[REQUIREMENT]: Each line that follows is to be retyped exactly.

[EXERCISE DATA]:

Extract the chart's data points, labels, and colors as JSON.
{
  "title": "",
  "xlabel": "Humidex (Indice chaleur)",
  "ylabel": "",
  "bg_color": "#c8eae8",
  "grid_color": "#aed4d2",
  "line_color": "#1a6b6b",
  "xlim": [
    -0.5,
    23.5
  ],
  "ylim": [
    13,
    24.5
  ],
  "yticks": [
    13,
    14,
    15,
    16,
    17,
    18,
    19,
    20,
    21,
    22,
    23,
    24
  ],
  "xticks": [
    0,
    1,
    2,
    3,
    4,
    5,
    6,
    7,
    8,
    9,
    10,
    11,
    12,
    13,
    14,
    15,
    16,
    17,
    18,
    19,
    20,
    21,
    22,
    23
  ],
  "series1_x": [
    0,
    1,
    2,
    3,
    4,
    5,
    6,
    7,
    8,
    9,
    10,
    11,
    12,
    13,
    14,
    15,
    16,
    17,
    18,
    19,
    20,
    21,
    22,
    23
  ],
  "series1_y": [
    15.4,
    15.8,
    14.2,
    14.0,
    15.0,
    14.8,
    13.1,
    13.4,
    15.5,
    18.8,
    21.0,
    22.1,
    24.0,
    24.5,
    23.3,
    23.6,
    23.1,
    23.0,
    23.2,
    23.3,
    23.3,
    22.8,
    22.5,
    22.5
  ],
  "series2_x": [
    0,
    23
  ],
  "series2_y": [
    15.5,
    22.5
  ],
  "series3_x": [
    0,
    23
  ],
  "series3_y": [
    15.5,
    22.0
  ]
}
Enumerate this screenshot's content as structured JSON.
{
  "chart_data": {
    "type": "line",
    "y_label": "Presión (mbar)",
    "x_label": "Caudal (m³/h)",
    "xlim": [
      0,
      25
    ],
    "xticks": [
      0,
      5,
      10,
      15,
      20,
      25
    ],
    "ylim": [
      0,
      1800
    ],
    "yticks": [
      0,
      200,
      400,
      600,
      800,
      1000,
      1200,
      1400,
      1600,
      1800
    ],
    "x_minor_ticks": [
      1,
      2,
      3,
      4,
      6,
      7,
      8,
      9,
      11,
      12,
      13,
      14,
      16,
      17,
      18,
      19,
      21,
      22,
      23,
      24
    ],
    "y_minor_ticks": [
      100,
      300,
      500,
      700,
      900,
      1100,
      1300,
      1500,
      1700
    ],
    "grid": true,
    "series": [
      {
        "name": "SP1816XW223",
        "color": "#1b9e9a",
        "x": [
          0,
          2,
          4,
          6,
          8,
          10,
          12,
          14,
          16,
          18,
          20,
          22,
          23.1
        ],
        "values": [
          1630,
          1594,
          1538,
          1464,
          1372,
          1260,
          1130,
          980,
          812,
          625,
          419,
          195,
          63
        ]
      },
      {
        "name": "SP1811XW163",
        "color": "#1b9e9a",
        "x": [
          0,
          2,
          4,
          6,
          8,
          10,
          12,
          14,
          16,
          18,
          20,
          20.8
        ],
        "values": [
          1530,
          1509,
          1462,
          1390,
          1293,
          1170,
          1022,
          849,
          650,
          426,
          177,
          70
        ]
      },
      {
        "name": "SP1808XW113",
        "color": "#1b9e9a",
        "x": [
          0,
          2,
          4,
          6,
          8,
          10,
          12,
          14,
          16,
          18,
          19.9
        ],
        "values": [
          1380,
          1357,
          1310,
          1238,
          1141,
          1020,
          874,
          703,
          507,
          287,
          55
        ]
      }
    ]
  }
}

[EXERCISE RESPONSE]:
Extract the chart's data points, labels, and colors as JSON.
{
  "title": "",
  "xlabel": "Humidex (Indice chaleur)",
  "ylabel": "",
  "bg_color": "#c8eae8",
  "grid_color": "#aed4d2",
  "line_color": "#1a6b6b",
  "xlim": [
    -0.5,
    23.5
  ],
  "ylim": [
    13,
    24.5
  ],
  "yticks": [
    13,
    14,
    15,
    16,
    17,
    18,
    19,
    20,
    21,
    22,
    23,
    24
  ],
  "xticks": [
    0,
    1,
    2,
    3,
    4,
    5,
    6,
    7,
    8,
    9,
    10,
    11,
    12,
    13,
    14,
    15,
    16,
    17,
    18,
    19,
    20,
    21,
    22,
    23
  ],
  "series1_x": [
    0,
    1,
    2,
    3,
    4,
    5,
    6,
    7,
    8,
    9,
    10,
    11,
    12,
    13,
    14,
    15,
    16,
    17,
    18,
    19,
    20,
    21,
    22,
    23
  ],
  "series1_y": [
    15.4,
    15.8,
    14.2,
    14.0,
    15.0,
    14.8,
    13.1,
    13.4,
    15.5,
    18.8,
    21.0,
    22.1,
    24.0,
    24.5,
    23.3,
    23.6,
    23.1,
    23.0,
    23.2,
    23.3,
    23.3,
    22.8,
    22.5,
    22.5
  ],
  "series2_x": [
    0,
    23
  ],
  "series2_y": [
    15.5,
    22.5
  ],
  "series3_x": [
    0,
    23
  ],
  "series3_y": [
    15.5,
    22.0
  ]
}
Enumerate this screenshot's content as structured JSON.
{
  "chart_data": {
    "type": "line",
    "y_label": "Presión (mbar)",
    "x_label": "Caudal (m³/h)",
    "xlim": [
      0,
      25
    ],
    "xticks": [
      0,
      5,
      10,
      15,
      20,
      25
    ],
    "ylim": [
      0,
      1800
    ],
    "yticks": [
      0,
      200,
      400,
      600,
      800,
      1000,
      1200,
      1400,
      1600,
      1800
    ],
    "x_minor_ticks": [
      1,
      2,
      3,
      4,
      6,
      7,
      8,
      9,
      11,
      12,
      13,
      14,
      16,
      17,
      18,
      19,
      21,
      22,
      23,
      24
    ],
    "y_minor_ticks": [
      100,
      300,
      500,
      700,
      900,
      1100,
      1300,
      1500,
      1700
    ],
    "grid": true,
    "series": [
      {
        "name": "SP1816XW223",
        "color": "#1b9e9a",
        "x": [
          0,
          2,
          4,
          6,
          8,
          10,
          12,
          14,
          16,
          18,
          20,
          22,
          23.1
        ],
        "values": [
          1630,
          1594,
          1538,
          1464,
          1372,
          1260,
          1130,
          980,
          812,
          625,
          419,
          195,
          63
        ]
      },
      {
        "name": "SP1811XW163",
        "color": "#1b9e9a",
        "x": [
          0,
          2,
          4,
          6,
          8,
          10,
          12,
          14,
          16,
          18,
          20,
          20.8
        ],
        "values": [
          1530,
          1509,
          1462,
          1390,
          1293,
          1170,
          1022,
          849,
          650,
          426,
          177,
          70
        ]
      },
      {
        "name": "SP1808XW113",
        "color": "#1b9e9a",
        "x": [
          0,
          2,
          4,
          6,
          8,
          10,
          12,
          14,
          16,
          18,
          19.9
        ],
        "values": [
          1380,
          1357,
          1310,
          1238,
          1141,
          1020,
          874,
          703,
          507,
          287,
          55
        ]
      }
    ]
  }
}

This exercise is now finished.